**Your instructions:**
Every entry below should be returned exactly as it appears, with pictures left out.

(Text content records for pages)
BEGIN

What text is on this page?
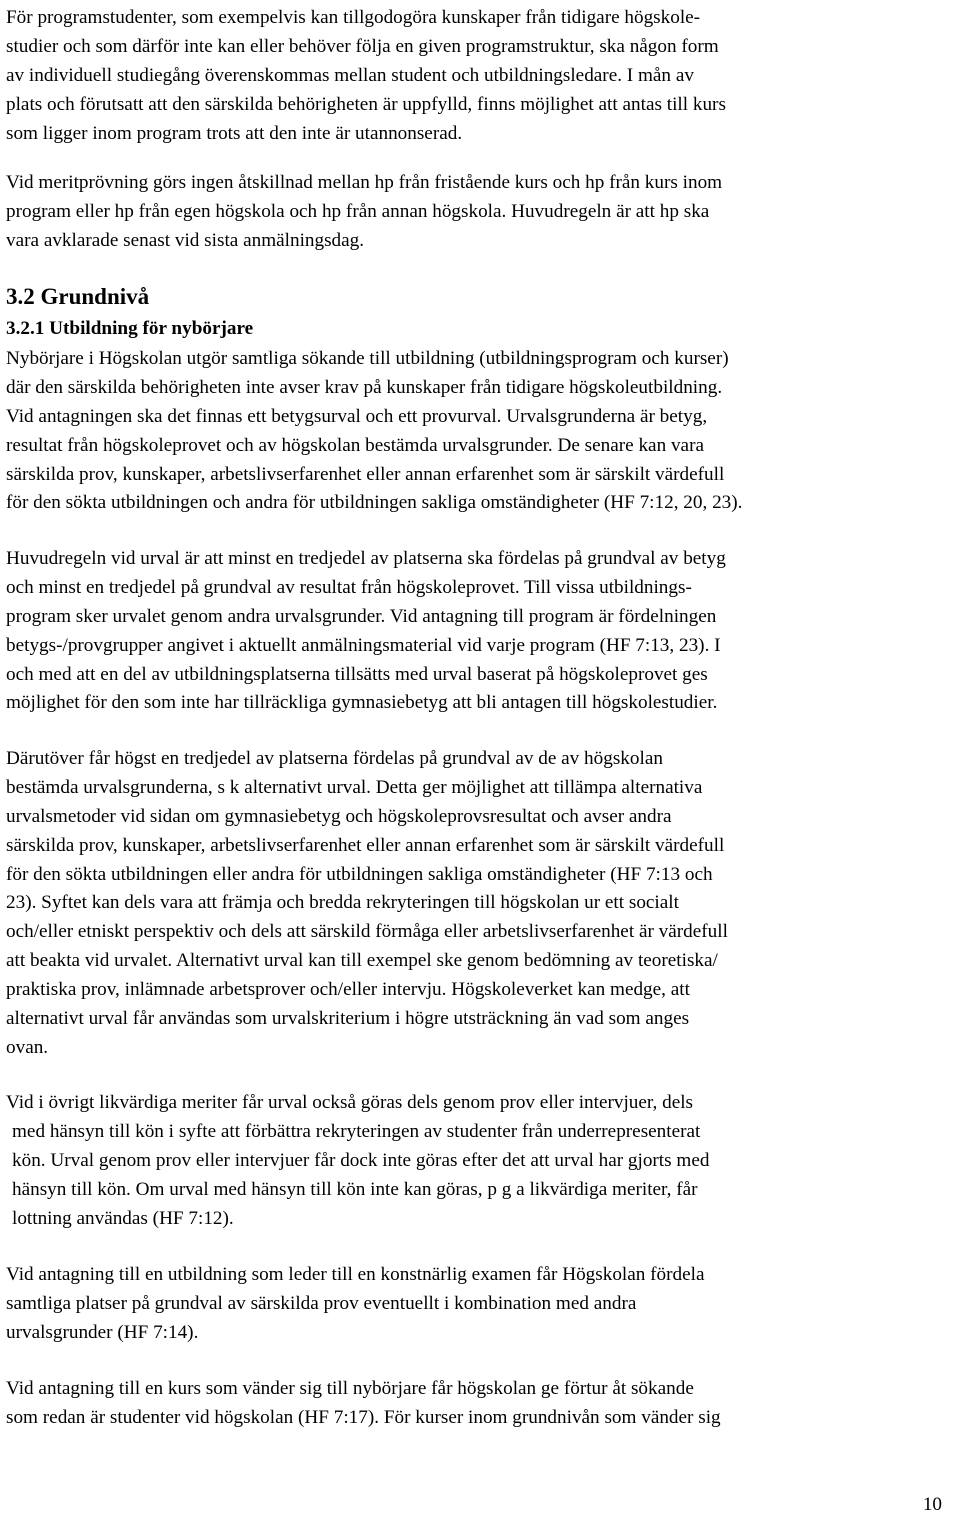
För programstudenter, som exempelvis kan tillgodogöra kunskaper från tidigare högskole-
studier och som därför inte kan eller behöver följa en given programstruktur, ska någon form
av individuell studiegång överenskommas mellan student och utbildningsledare. I mån av
plats och förutsatt att den särskilda behörigheten är uppfylld, finns möjlighet att antas till kurs
som ligger inom program trots att den inte är utannonserad.
Vid meritprövning görs ingen åtskillnad mellan hp från fristående kurs och hp från kurs inom
program eller hp från egen högskola och hp från annan högskola. Huvudregeln är att hp ska
vara avklarade senast vid sista anmälningsdag.
3.2 Grundnivå
3.2.1 Utbildning för nybörjare
Nybörjare i Högskolan utgör samtliga sökande till utbildning (utbildningsprogram och kurser)
där den särskilda behörigheten inte avser krav på kunskaper från tidigare högskoleutbildning.
Vid antagningen ska det finnas ett betygsurval och ett provurval. Urvalsgrunderna är betyg,
resultat från högskoleprovet och av högskolan bestämda urvalsgrunder. De senare kan vara
särskilda prov, kunskaper, arbetslivserfarenhet eller annan erfarenhet som är särskilt värdefull
för den sökta utbildningen och andra för utbildningen sakliga omständigheter (HF 7:12, 20, 23).
Huvudregeln vid urval är att minst en tredjedel av platserna ska fördelas på grundval av betyg
och minst en tredjedel på grundval av resultat från högskoleprovet. Till vissa utbildnings-
program sker urvalet genom andra urvalsgrunder. Vid antagning till program är fördelningen
betygs-/provgrupper angivet i aktuellt anmälningsmaterial vid varje program (HF 7:13, 23). I
och med att en del av utbildningsplatserna tillsätts med urval baserat på högskoleprovet ges
möjlighet för den som inte har tillräckliga gymnasiebetyg att bli antagen till högskolestudier.
Därutöver får högst en tredjedel av platserna fördelas på grundval av de av högskolan
bestämda urvalsgrunderna, s k alternativt urval. Detta ger möjlighet att tillämpa alternativa
urvalsmetoder vid sidan om gymnasiebetyg och högskoleprovsresultat och avser andra
särskilda prov, kunskaper, arbetslivserfarenhet eller annan erfarenhet som är särskilt värdefull
för den sökta utbildningen eller andra för utbildningen sakliga omständigheter (HF 7:13 och
23). Syftet kan dels vara att främja och bredda rekryteringen till högskolan ur ett socialt
och/eller etniskt perspektiv och dels att särskild förmåga eller arbetslivserfarenhet är värdefull
att beakta vid urvalet. Alternativt urval kan till exempel ske genom bedömning av teoretiska/
praktiska prov, inlämnade arbetsprover och/eller intervju. Högskoleverket kan medge, att
alternativt urval får användas som urvalskriterium i högre utsträckning än vad som anges
ovan.
Vid i övrigt likvärdiga meriter får urval också göras dels genom prov eller intervjuer, dels
med hänsyn till kön i syfte att förbättra rekryteringen av studenter från underrepresenterat
kön. Urval genom prov eller intervjuer får dock inte göras efter det att urval har gjorts med
hänsyn till kön. Om urval med hänsyn till kön inte kan göras, p g a likvärdiga meriter, får
lottning användas (HF 7:12).
Vid antagning till en utbildning som leder till en konstnärlig examen får Högskolan fördela
samtliga platser på grundval av särskilda prov eventuellt i kombination med andra
urvalsgrunder (HF 7:14).
Vid antagning till en kurs som vänder sig till nybörjare får högskolan ge förtur åt sökande
som redan är studenter vid högskolan (HF 7:17). För kurser inom grundnivån som vänder sig
10
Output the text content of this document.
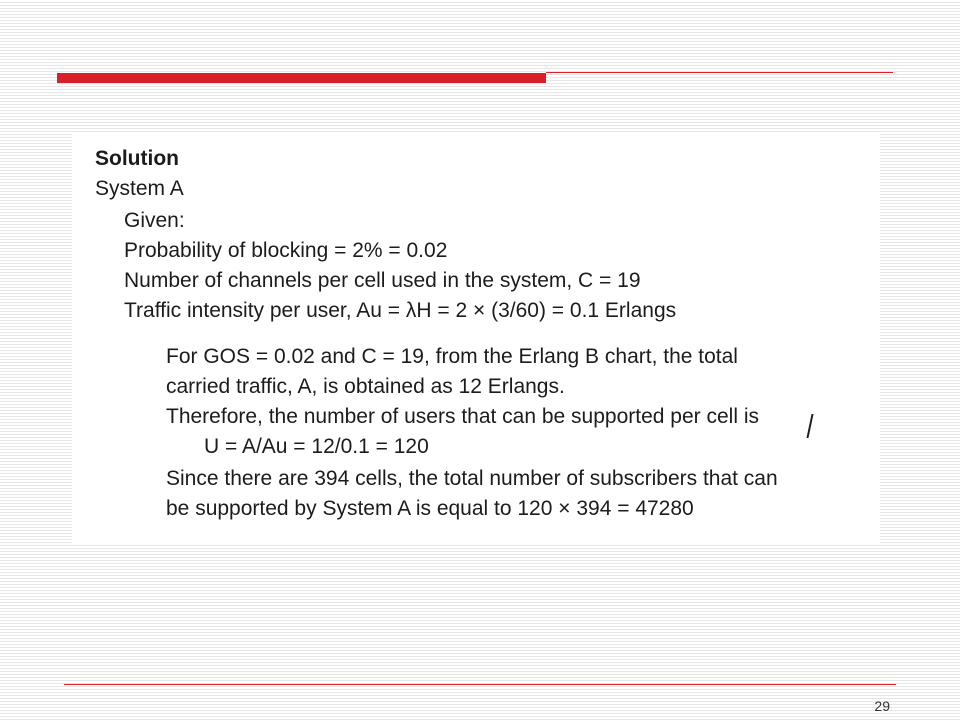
Solution
System A
Given:
Probability of blocking = 2% = 0.02
Number of channels per cell used in the system, C = 19
Traffic intensity per user, Au = λH = 2 × (3/60) = 0.1 Erlangs
For GOS = 0.02 and C = 19, from the Erlang B chart, the total
carried traffic, A, is obtained as 12 Erlangs.
Therefore, the number of users that can be supported per cell is
U = A/Au = 12/0.1 = 120
Since there are 394 cells, the total number of subscribers that can
be supported by System A is equal to 120 × 394 = 47280
29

END

**Output of the task:**
What text is on this page?
För programstudenter, som exempelvis kan tillgodogöra kunskaper från tidigare högskole-
studier och som därför inte kan eller behöver följa en given programstruktur, ska någon form
av individuell studiegång överenskommas mellan student och utbildningsledare. I mån av
plats och förutsatt att den särskilda behörigheten är uppfylld, finns möjlighet att antas till kurs
som ligger inom program trots att den inte är utannonserad.
Vid meritprövning görs ingen åtskillnad mellan hp från fristående kurs och hp från kurs inom
program eller hp från egen högskola och hp från annan högskola. Huvudregeln är att hp ska
vara avklarade senast vid sista anmälningsdag.
3.2 Grundnivå
3.2.1 Utbildning för nybörjare
Nybörjare i Högskolan utgör samtliga sökande till utbildning (utbildningsprogram och kurser)
där den särskilda behörigheten inte avser krav på kunskaper från tidigare högskoleutbildning.
Vid antagningen ska det finnas ett betygsurval och ett provurval. Urvalsgrunderna är betyg,
resultat från högskoleprovet och av högskolan bestämda urvalsgrunder. De senare kan vara
särskilda prov, kunskaper, arbetslivserfarenhet eller annan erfarenhet som är särskilt värdefull
för den sökta utbildningen och andra för utbildningen sakliga omständigheter (HF 7:12, 20, 23).
Huvudregeln vid urval är att minst en tredjedel av platserna ska fördelas på grundval av betyg
och minst en tredjedel på grundval av resultat från högskoleprovet. Till vissa utbildnings-
program sker urvalet genom andra urvalsgrunder. Vid antagning till program är fördelningen
betygs-/provgrupper angivet i aktuellt anmälningsmaterial vid varje program (HF 7:13, 23). I
och med att en del av utbildningsplatserna tillsätts med urval baserat på högskoleprovet ges
möjlighet för den som inte har tillräckliga gymnasiebetyg att bli antagen till högskolestudier.
Därutöver får högst en tredjedel av platserna fördelas på grundval av de av högskolan
bestämda urvalsgrunderna, s k alternativt urval. Detta ger möjlighet att tillämpa alternativa
urvalsmetoder vid sidan om gymnasiebetyg och högskoleprovsresultat och avser andra
särskilda prov, kunskaper, arbetslivserfarenhet eller annan erfarenhet som är särskilt värdefull
för den sökta utbildningen eller andra för utbildningen sakliga omständigheter (HF 7:13 och
23). Syftet kan dels vara att främja och bredda rekryteringen till högskolan ur ett socialt
och/eller etniskt perspektiv och dels att särskild förmåga eller arbetslivserfarenhet är värdefull
att beakta vid urvalet. Alternativt urval kan till exempel ske genom bedömning av teoretiska/
praktiska prov, inlämnade arbetsprover och/eller intervju. Högskoleverket kan medge, att
alternativt urval får användas som urvalskriterium i högre utsträckning än vad som anges
ovan.
Vid i övrigt likvärdiga meriter får urval också göras dels genom prov eller intervjuer, dels
med hänsyn till kön i syfte att förbättra rekryteringen av studenter från underrepresenterat
kön. Urval genom prov eller intervjuer får dock inte göras efter det att urval har gjorts med
hänsyn till kön. Om urval med hänsyn till kön inte kan göras, p g a likvärdiga meriter, får
lottning användas (HF 7:12).
Vid antagning till en utbildning som leder till en konstnärlig examen får Högskolan fördela
samtliga platser på grundval av särskilda prov eventuellt i kombination med andra
urvalsgrunder (HF 7:14).
Vid antagning till en kurs som vänder sig till nybörjare får högskolan ge förtur åt sökande
som redan är studenter vid högskolan (HF 7:17). För kurser inom grundnivån som vänder sig
10
Output the text content of this document.
Solution
System A
Given:
Probability of blocking = 2% = 0.02
Number of channels per cell used in the system, C = 19
Traffic intensity per user, Au = λH = 2 × (3/60) = 0.1 Erlangs
For GOS = 0.02 and C = 19, from the Erlang B chart, the total
carried traffic, A, is obtained as 12 Erlangs.
Therefore, the number of users that can be supported per cell is
U = A/Au = 12/0.1 = 120
Since there are 394 cells, the total number of subscribers that can
be supported by System A is equal to 120 × 394 = 47280
29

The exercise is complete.